## DIRECTIONS FOR THIS TASK:
Reproduce, word for word, every line starting at the line that contains "Convert this document image to plain text." and ending with the final line of the entries.

++++

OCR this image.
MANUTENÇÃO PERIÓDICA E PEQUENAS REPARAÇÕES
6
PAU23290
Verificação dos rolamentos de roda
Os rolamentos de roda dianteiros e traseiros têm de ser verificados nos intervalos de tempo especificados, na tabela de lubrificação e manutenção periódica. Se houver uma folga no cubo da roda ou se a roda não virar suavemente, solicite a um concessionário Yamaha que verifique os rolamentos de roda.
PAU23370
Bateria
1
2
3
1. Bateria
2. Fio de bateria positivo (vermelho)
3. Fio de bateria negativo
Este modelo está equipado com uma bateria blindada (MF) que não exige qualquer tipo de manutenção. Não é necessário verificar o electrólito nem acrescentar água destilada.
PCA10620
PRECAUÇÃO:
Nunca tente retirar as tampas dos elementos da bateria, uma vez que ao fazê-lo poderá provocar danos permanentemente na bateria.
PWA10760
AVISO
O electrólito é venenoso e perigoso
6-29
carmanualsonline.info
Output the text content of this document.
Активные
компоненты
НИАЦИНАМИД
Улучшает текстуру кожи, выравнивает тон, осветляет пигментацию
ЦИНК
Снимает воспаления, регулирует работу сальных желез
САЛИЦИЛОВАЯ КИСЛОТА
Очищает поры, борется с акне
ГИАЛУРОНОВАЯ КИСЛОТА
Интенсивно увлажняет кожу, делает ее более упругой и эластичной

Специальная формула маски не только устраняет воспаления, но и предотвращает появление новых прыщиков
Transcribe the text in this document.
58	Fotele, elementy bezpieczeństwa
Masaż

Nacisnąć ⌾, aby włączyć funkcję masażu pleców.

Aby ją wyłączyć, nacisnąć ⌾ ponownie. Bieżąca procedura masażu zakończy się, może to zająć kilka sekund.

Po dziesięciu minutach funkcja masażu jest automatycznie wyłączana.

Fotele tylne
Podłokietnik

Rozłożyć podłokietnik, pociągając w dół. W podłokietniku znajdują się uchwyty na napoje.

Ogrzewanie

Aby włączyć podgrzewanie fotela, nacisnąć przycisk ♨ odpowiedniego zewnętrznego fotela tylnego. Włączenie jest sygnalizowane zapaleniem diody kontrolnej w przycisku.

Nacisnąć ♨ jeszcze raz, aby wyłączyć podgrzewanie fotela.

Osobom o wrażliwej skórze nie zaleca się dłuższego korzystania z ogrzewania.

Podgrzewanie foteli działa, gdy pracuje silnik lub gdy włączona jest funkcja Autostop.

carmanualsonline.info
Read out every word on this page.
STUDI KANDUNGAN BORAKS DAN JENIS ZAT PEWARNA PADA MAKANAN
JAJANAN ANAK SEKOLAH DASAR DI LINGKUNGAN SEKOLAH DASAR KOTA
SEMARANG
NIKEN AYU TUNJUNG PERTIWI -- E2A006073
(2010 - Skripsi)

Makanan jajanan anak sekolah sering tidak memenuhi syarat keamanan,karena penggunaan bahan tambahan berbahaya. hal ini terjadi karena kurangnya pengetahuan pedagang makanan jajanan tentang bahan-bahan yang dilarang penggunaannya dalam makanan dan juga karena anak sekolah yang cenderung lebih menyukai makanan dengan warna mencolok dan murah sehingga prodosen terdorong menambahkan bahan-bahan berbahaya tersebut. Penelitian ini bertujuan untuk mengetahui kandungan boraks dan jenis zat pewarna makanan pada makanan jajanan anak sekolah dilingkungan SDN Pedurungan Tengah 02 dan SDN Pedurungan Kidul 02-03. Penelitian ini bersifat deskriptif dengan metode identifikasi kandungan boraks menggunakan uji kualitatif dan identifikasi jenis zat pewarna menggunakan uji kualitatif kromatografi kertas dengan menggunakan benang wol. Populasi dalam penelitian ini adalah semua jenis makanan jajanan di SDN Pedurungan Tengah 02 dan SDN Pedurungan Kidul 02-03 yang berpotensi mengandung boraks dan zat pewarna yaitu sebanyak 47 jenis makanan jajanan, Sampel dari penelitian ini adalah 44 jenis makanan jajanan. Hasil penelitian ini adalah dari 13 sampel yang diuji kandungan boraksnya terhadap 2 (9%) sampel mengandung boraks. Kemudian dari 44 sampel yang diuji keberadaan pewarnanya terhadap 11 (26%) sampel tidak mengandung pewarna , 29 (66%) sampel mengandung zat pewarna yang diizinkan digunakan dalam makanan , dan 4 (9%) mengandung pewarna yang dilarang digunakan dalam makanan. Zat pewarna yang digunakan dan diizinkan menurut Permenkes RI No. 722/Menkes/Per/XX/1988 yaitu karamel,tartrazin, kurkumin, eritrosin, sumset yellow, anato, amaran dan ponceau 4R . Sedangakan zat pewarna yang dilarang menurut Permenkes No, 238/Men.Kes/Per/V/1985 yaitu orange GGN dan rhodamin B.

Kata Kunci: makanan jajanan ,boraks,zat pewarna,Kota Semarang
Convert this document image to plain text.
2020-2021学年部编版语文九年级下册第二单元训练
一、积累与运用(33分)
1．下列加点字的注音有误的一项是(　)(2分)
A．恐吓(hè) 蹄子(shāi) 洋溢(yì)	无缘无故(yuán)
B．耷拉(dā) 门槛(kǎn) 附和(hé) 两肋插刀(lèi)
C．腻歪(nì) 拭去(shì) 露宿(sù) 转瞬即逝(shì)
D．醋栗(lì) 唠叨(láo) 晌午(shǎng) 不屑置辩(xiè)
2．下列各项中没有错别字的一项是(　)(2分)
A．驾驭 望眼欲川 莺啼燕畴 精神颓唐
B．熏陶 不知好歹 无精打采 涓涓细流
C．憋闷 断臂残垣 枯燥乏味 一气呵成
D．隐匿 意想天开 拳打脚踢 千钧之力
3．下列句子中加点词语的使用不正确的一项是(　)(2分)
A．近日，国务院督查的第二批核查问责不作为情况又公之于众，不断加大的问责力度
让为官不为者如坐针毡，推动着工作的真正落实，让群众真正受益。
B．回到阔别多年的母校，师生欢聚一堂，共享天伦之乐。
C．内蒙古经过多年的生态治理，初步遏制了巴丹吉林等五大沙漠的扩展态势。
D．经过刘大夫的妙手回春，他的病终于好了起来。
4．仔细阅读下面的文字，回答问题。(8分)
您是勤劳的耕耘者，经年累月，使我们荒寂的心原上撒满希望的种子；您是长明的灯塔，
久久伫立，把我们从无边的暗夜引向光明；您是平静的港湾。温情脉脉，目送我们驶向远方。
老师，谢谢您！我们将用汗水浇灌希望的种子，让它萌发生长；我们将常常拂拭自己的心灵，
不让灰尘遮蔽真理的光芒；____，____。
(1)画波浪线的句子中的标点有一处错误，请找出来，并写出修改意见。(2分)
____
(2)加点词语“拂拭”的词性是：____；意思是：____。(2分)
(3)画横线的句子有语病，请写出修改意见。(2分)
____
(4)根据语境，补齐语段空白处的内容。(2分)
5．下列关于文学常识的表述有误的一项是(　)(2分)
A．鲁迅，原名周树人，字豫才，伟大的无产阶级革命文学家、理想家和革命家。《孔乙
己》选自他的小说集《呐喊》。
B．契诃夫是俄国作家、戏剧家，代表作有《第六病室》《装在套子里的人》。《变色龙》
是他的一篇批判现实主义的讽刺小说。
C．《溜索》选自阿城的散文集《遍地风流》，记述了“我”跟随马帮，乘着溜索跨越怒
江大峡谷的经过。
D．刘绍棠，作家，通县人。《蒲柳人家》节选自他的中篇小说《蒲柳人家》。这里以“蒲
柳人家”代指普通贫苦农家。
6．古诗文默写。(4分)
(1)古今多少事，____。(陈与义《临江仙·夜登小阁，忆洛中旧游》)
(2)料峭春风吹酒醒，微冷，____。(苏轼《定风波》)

++++

## SOLVED EXERCISE:
Convert this document image to plain text.
2020-2021学年部编版语文九年级下册第二单元训练
一、积累与运用(33分)
1．下列加点字的注音有误的一项是(　)(2分)
A．恐吓(hè) 蹄子(shāi) 洋溢(yì)	无缘无故(yuán)
B．耷拉(dā) 门槛(kǎn) 附和(hé) 两肋插刀(lèi)
C．腻歪(nì) 拭去(shì) 露宿(sù) 转瞬即逝(shì)
D．醋栗(lì) 唠叨(láo) 晌午(shǎng) 不屑置辩(xiè)
2．下列各项中没有错别字的一项是(　)(2分)
A．驾驭 望眼欲川 莺啼燕畴 精神颓唐
B．熏陶 不知好歹 无精打采 涓涓细流
C．憋闷 断臂残垣 枯燥乏味 一气呵成
D．隐匿 意想天开 拳打脚踢 千钧之力
3．下列句子中加点词语的使用不正确的一项是(　)(2分)
A．近日，国务院督查的第二批核查问责不作为情况又公之于众，不断加大的问责力度
让为官不为者如坐针毡，推动着工作的真正落实，让群众真正受益。
B．回到阔别多年的母校，师生欢聚一堂，共享天伦之乐。
C．内蒙古经过多年的生态治理，初步遏制了巴丹吉林等五大沙漠的扩展态势。
D．经过刘大夫的妙手回春，他的病终于好了起来。
4．仔细阅读下面的文字，回答问题。(8分)
您是勤劳的耕耘者，经年累月，使我们荒寂的心原上撒满希望的种子；您是长明的灯塔，
久久伫立，把我们从无边的暗夜引向光明；您是平静的港湾。温情脉脉，目送我们驶向远方。
老师，谢谢您！我们将用汗水浇灌希望的种子，让它萌发生长；我们将常常拂拭自己的心灵，
不让灰尘遮蔽真理的光芒；____，____。
(1)画波浪线的句子中的标点有一处错误，请找出来，并写出修改意见。(2分)
____
(2)加点词语“拂拭”的词性是：____；意思是：____。(2分)
(3)画横线的句子有语病，请写出修改意见。(2分)
____
(4)根据语境，补齐语段空白处的内容。(2分)
5．下列关于文学常识的表述有误的一项是(　)(2分)
A．鲁迅，原名周树人，字豫才，伟大的无产阶级革命文学家、理想家和革命家。《孔乙
己》选自他的小说集《呐喊》。
B．契诃夫是俄国作家、戏剧家，代表作有《第六病室》《装在套子里的人》。《变色龙》
是他的一篇批判现实主义的讽刺小说。
C．《溜索》选自阿城的散文集《遍地风流》，记述了“我”跟随马帮，乘着溜索跨越怒
江大峡谷的经过。
D．刘绍棠，作家，通县人。《蒲柳人家》节选自他的中篇小说《蒲柳人家》。这里以“蒲
柳人家”代指普通贫苦农家。
6．古诗文默写。(4分)
(1)古今多少事，____。(陈与义《临江仙·夜登小阁，忆洛中旧游》)
(2)料峭春风吹酒醒，微冷，____。(苏轼《定风波》)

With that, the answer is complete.